* **Requirement**: For the listing below, give the count of lines containing "confidence", and no other text.

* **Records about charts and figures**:
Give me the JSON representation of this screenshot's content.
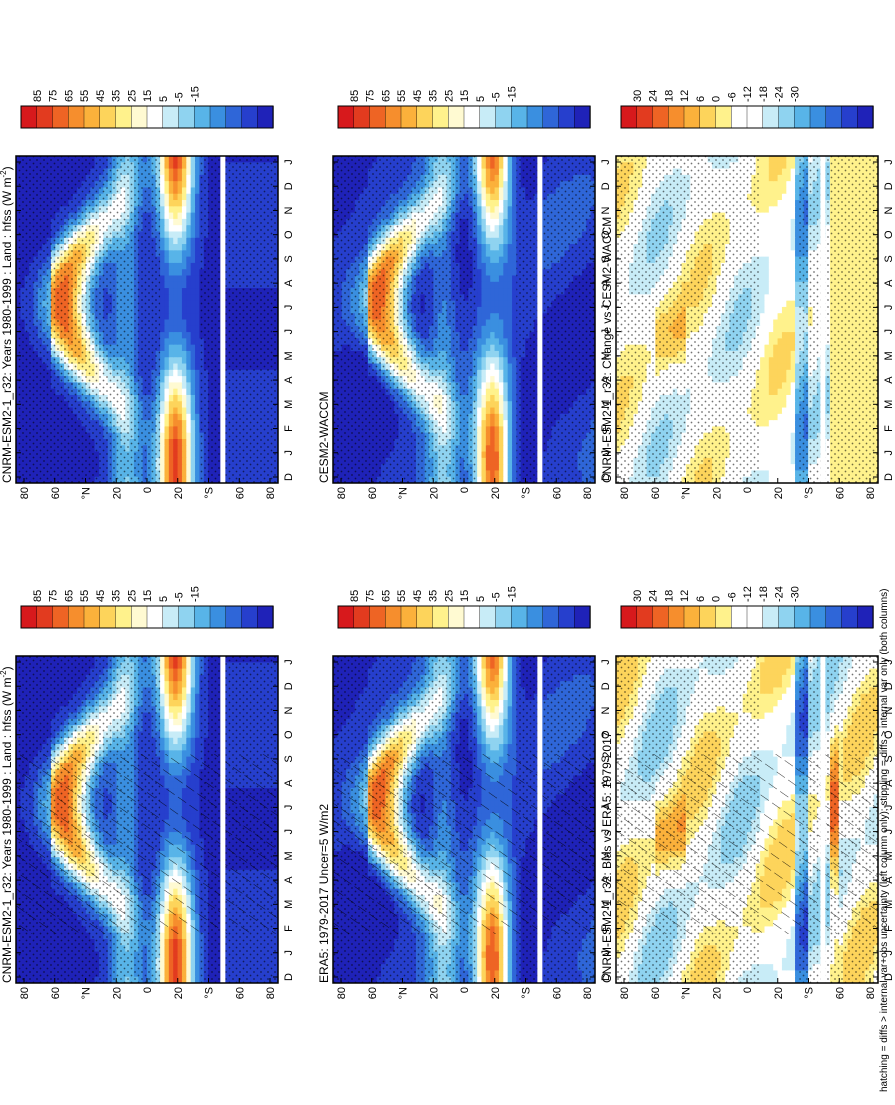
{
  "figure": {
    "footnote": "hatching = diffs > internal var+obs uncertainty (left column only); stippling = diffs > internal var only (both columns)"
  },
  "colorbars": {
    "mean": {
      "ticks": [
        "85",
        "75",
        "65",
        "55",
        "45",
        "35",
        "25",
        "15",
        "5",
        "-5",
        "-15"
      ],
      "colors": [
        "#d7191c",
        "#e23b1f",
        "#ee6424",
        "#f68e2d",
        "#fbb13b",
        "#fdd45b",
        "#fff28c",
        "#fffad2",
        "#ffffff",
        "#c8ecf7",
        "#8fd3f0",
        "#58b4e8",
        "#3a8fe0",
        "#2f66d8",
        "#263fcd",
        "#1f22b8"
      ]
    },
    "diff": {
      "ticks": [
        "30",
        "24",
        "18",
        "12",
        "6",
        "0",
        "-6",
        "-12",
        "-18",
        "-24",
        "-30"
      ],
      "colors": [
        "#d7191c",
        "#e23b1f",
        "#ee6424",
        "#f68e2d",
        "#fbb13b",
        "#fdd45b",
        "#fff28c",
        "#ffffff",
        "#ffffff",
        "#c8ecf7",
        "#8fd3f0",
        "#58b4e8",
        "#3a8fe0",
        "#2f66d8",
        "#263fcd",
        "#1f22b8"
      ]
    }
  },
  "axes": {
    "months": [
      "D",
      "J",
      "F",
      "M",
      "A",
      "M",
      "J",
      "J",
      "A",
      "S",
      "O",
      "N",
      "D",
      "J"
    ],
    "latitudes": [
      "80",
      "60",
      "°N",
      "20",
      "0",
      "20",
      "°S",
      "60",
      "80"
    ]
  },
  "chart_data": [
    {
      "type": "heatmap",
      "id": "left-top",
      "title": "CNRM-ESM2-1_r32: Years 1980-1999 : Land : hfss (W m",
      "title_sup": "-2",
      "title_close": ")",
      "variant": "mean",
      "hatching": true,
      "colorbar": "mean"
    },
    {
      "type": "heatmap",
      "id": "right-top",
      "title": "CNRM-ESM2-1_r32: Years 1980-1999 : Land : hfss (W m",
      "title_sup": "-2",
      "title_close": ")",
      "variant": "mean",
      "hatching": false,
      "colorbar": "mean"
    },
    {
      "type": "heatmap",
      "id": "left-middle",
      "title": "ERA5: 1979-2017 Uncer=5 W/m2",
      "variant": "mean2",
      "hatching": true,
      "colorbar": "mean"
    },
    {
      "type": "heatmap",
      "id": "right-middle",
      "title": "CESM2-WACCM",
      "variant": "mean2",
      "hatching": false,
      "colorbar": "mean"
    },
    {
      "type": "heatmap",
      "id": "left-bottom",
      "title": "CNRM-ESM2-1_r32: Bias vs ERA5: 1979-2017",
      "variant": "diff",
      "hatching": true,
      "colorbar": "diff"
    },
    {
      "type": "heatmap",
      "id": "right-bottom",
      "title": "CNRM-ESM2-1_r32: Change vs CESM2-WACCM",
      "variant": "diff2",
      "hatching": false,
      "colorbar": "diff"
    }
  ]
}
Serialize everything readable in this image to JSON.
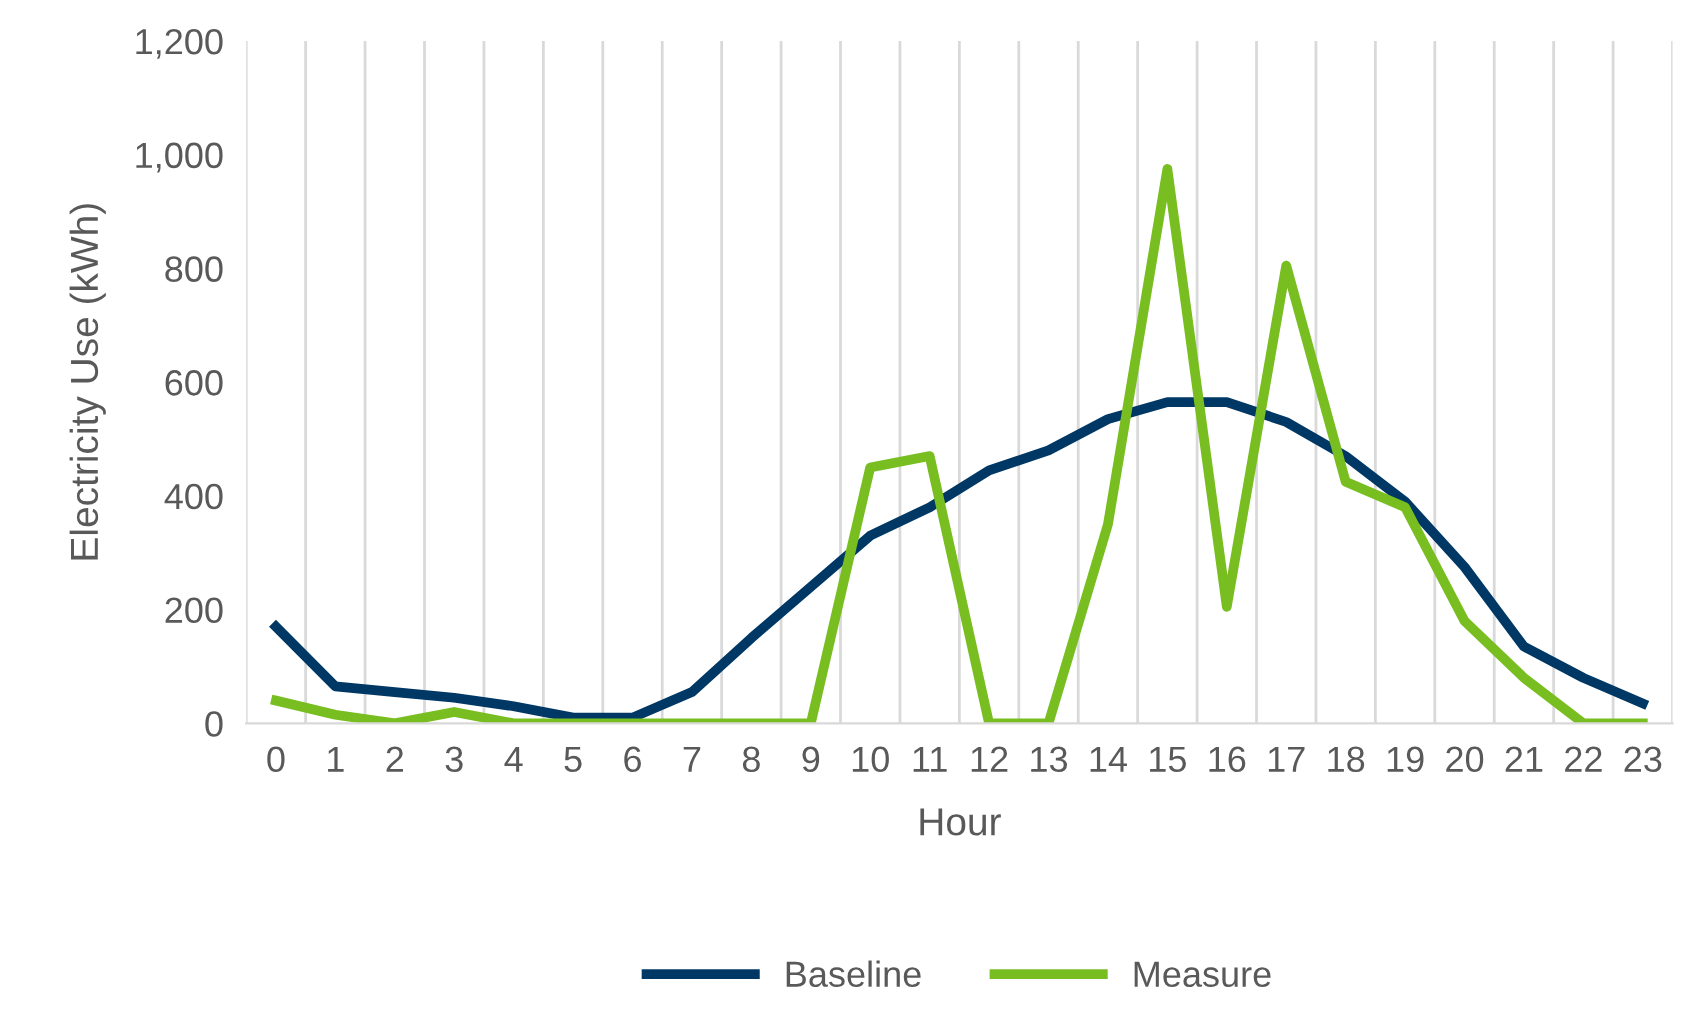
{
  "chart_data": {
    "type": "line",
    "xlabel": "Hour",
    "ylabel": "Electricity Use (kWh)",
    "categories": [
      "0",
      "1",
      "2",
      "3",
      "4",
      "5",
      "6",
      "7",
      "8",
      "9",
      "10",
      "11",
      "12",
      "13",
      "14",
      "15",
      "16",
      "17",
      "18",
      "19",
      "20",
      "21",
      "22",
      "23"
    ],
    "series": [
      {
        "name": "Baseline",
        "color": "#003865",
        "values": [
          170,
          65,
          55,
          45,
          30,
          10,
          10,
          55,
          150,
          240,
          330,
          380,
          445,
          480,
          535,
          565,
          565,
          530,
          470,
          390,
          275,
          135,
          80,
          35
        ]
      },
      {
        "name": "Measure",
        "color": "#78be20",
        "values": [
          40,
          15,
          0,
          20,
          0,
          0,
          0,
          0,
          0,
          0,
          450,
          470,
          0,
          0,
          350,
          975,
          205,
          805,
          425,
          380,
          180,
          80,
          0,
          0
        ]
      }
    ],
    "ylim": [
      0,
      1200
    ],
    "yticks": [
      0,
      {
        "value": 200,
        "label": "200"
      },
      {
        "value": 400,
        "label": "400"
      },
      {
        "value": 600,
        "label": "600"
      },
      {
        "value": 800,
        "label": "800"
      },
      {
        "value": 1000,
        "label": "1,000"
      },
      {
        "value": 1200,
        "label": "1,200"
      }
    ],
    "grid": "x",
    "legend": "bottom",
    "marker": "none",
    "line_style": "solid"
  }
}
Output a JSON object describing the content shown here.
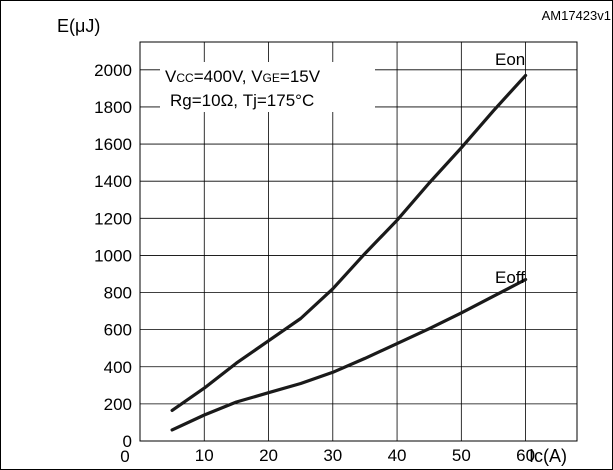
{
  "chart_data": {
    "type": "line",
    "figure_id": "AM17423v1",
    "ylabel": "E(μJ)",
    "xlabel": "Ic(A)",
    "xlim": [
      0,
      68
    ],
    "ylim": [
      0,
      2150
    ],
    "x_ticks": [
      10,
      20,
      30,
      40,
      50,
      60
    ],
    "x_zero_label": "0",
    "y_ticks": [
      0,
      200,
      400,
      600,
      800,
      1000,
      1200,
      1400,
      1600,
      1800,
      2000
    ],
    "conditions_line1": {
      "p1": "V",
      "p1_sub": "CC",
      "p2": "=400V,  V",
      "p2_sub": "GE",
      "p3": "=15V"
    },
    "conditions_line2": "Rg=10Ω,  Tj=175°C",
    "grid": true,
    "series": [
      {
        "name": "Eon",
        "x": [
          5,
          10,
          15,
          20,
          25,
          30,
          35,
          40,
          45,
          50,
          55,
          60
        ],
        "y": [
          165,
          285,
          420,
          540,
          660,
          820,
          1010,
          1190,
          1390,
          1580,
          1780,
          1970
        ]
      },
      {
        "name": "Eoff",
        "x": [
          5,
          10,
          15,
          20,
          25,
          30,
          35,
          40,
          45,
          50,
          55,
          60
        ],
        "y": [
          60,
          140,
          210,
          260,
          310,
          370,
          445,
          525,
          605,
          690,
          780,
          870
        ]
      }
    ]
  }
}
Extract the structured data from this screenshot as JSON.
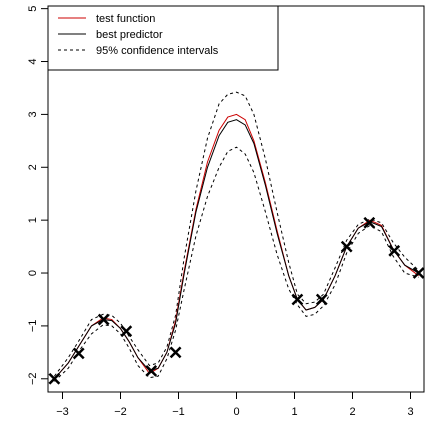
{
  "chart_data": {
    "type": "line",
    "title": "",
    "xlabel": "",
    "ylabel": "",
    "xlim": [
      -3.25,
      3.25
    ],
    "ylim": [
      -2.25,
      5.05
    ],
    "x_ticks": [
      -3,
      -2,
      -1,
      0,
      1,
      2,
      3
    ],
    "x_tick_labels": [
      "−3",
      "−2",
      "−1",
      "0",
      "1",
      "2",
      "3"
    ],
    "y_ticks": [
      -2,
      -1,
      0,
      1,
      2,
      3,
      4,
      5
    ],
    "y_tick_labels": [
      "−2",
      "−1",
      "0",
      "1",
      "2",
      "3",
      "4",
      "5"
    ],
    "grid": false,
    "legend_position": "top-left",
    "colors": {
      "test_function": "#cc0000",
      "best_predictor": "#000000",
      "confidence": "#000000",
      "observations": "#000000"
    },
    "legend": [
      {
        "label": "test function",
        "style": "solid",
        "color": "#cc0000"
      },
      {
        "label": "best predictor",
        "style": "solid",
        "color": "#000000"
      },
      {
        "label": "95% confidence intervals",
        "style": "dashed",
        "color": "#000000"
      }
    ],
    "series": [
      {
        "name": "test function",
        "x": [
          -3.14,
          -2.9,
          -2.7,
          -2.5,
          -2.3,
          -2.15,
          -2.0,
          -1.85,
          -1.7,
          -1.5,
          -1.35,
          -1.2,
          -1.05,
          -0.9,
          -0.7,
          -0.5,
          -0.3,
          -0.15,
          0.0,
          0.15,
          0.3,
          0.5,
          0.7,
          0.9,
          1.05,
          1.2,
          1.35,
          1.5,
          1.7,
          1.9,
          2.1,
          2.3,
          2.5,
          2.7,
          2.9,
          3.14
        ],
        "y": [
          -2.0,
          -1.7,
          -1.35,
          -1.0,
          -0.85,
          -0.88,
          -1.05,
          -1.3,
          -1.6,
          -1.9,
          -1.8,
          -1.5,
          -0.9,
          0.05,
          1.2,
          2.1,
          2.7,
          2.95,
          3.0,
          2.9,
          2.5,
          1.7,
          0.8,
          -0.05,
          -0.5,
          -0.7,
          -0.65,
          -0.5,
          -0.05,
          0.5,
          0.85,
          1.0,
          0.9,
          0.45,
          0.15,
          -0.05
        ]
      },
      {
        "name": "best predictor",
        "x": [
          -3.14,
          -2.9,
          -2.7,
          -2.5,
          -2.3,
          -2.15,
          -2.0,
          -1.85,
          -1.7,
          -1.5,
          -1.35,
          -1.2,
          -1.05,
          -0.9,
          -0.7,
          -0.5,
          -0.3,
          -0.15,
          0.0,
          0.15,
          0.3,
          0.5,
          0.7,
          0.9,
          1.05,
          1.2,
          1.35,
          1.5,
          1.7,
          1.9,
          2.1,
          2.3,
          2.5,
          2.7,
          2.9,
          3.14
        ],
        "y": [
          -2.0,
          -1.7,
          -1.35,
          -1.0,
          -0.88,
          -0.9,
          -1.05,
          -1.3,
          -1.6,
          -1.85,
          -1.8,
          -1.5,
          -0.95,
          0.0,
          1.15,
          2.0,
          2.6,
          2.85,
          2.9,
          2.8,
          2.45,
          1.65,
          0.75,
          -0.05,
          -0.5,
          -0.7,
          -0.65,
          -0.5,
          -0.05,
          0.5,
          0.85,
          0.97,
          0.88,
          0.45,
          0.15,
          0.0
        ]
      },
      {
        "name": "95% confidence intervals (upper)",
        "x": [
          -3.14,
          -2.9,
          -2.7,
          -2.5,
          -2.3,
          -2.15,
          -2.0,
          -1.85,
          -1.7,
          -1.5,
          -1.35,
          -1.2,
          -1.05,
          -0.9,
          -0.7,
          -0.5,
          -0.3,
          -0.15,
          0.0,
          0.15,
          0.3,
          0.5,
          0.7,
          0.9,
          1.05,
          1.2,
          1.35,
          1.5,
          1.7,
          1.9,
          2.1,
          2.3,
          2.5,
          2.7,
          2.9,
          3.14
        ],
        "y": [
          -1.95,
          -1.6,
          -1.25,
          -0.88,
          -0.78,
          -0.8,
          -0.95,
          -1.2,
          -1.45,
          -1.75,
          -1.7,
          -1.4,
          -0.8,
          0.3,
          1.55,
          2.55,
          3.2,
          3.38,
          3.42,
          3.35,
          3.0,
          2.15,
          1.15,
          0.2,
          -0.4,
          -0.58,
          -0.55,
          -0.4,
          0.1,
          0.62,
          0.92,
          1.02,
          0.95,
          0.58,
          0.3,
          0.05
        ]
      },
      {
        "name": "95% confidence intervals (lower)",
        "x": [
          -3.14,
          -2.9,
          -2.7,
          -2.5,
          -2.3,
          -2.15,
          -2.0,
          -1.85,
          -1.7,
          -1.5,
          -1.35,
          -1.2,
          -1.05,
          -0.9,
          -0.7,
          -0.5,
          -0.3,
          -0.15,
          0.0,
          0.15,
          0.3,
          0.5,
          0.7,
          0.9,
          1.05,
          1.2,
          1.35,
          1.5,
          1.7,
          1.9,
          2.1,
          2.3,
          2.5,
          2.7,
          2.9,
          3.14
        ],
        "y": [
          -2.05,
          -1.8,
          -1.45,
          -1.15,
          -0.98,
          -1.0,
          -1.15,
          -1.42,
          -1.75,
          -1.98,
          -1.95,
          -1.62,
          -1.08,
          -0.3,
          0.7,
          1.45,
          2.0,
          2.3,
          2.38,
          2.25,
          1.9,
          1.15,
          0.35,
          -0.3,
          -0.6,
          -0.82,
          -0.78,
          -0.62,
          -0.22,
          0.38,
          0.75,
          0.9,
          0.78,
          0.32,
          0.0,
          -0.08
        ]
      }
    ],
    "points": {
      "name": "observations",
      "x": [
        -3.14,
        -2.72,
        -2.29,
        -1.9,
        -1.47,
        -1.05,
        1.05,
        1.47,
        1.9,
        2.29,
        2.72,
        3.14
      ],
      "y": [
        -2.0,
        -1.52,
        -0.88,
        -1.1,
        -1.85,
        -1.5,
        -0.5,
        -0.5,
        0.5,
        0.95,
        0.42,
        0.0
      ]
    }
  }
}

* **The answer**: 4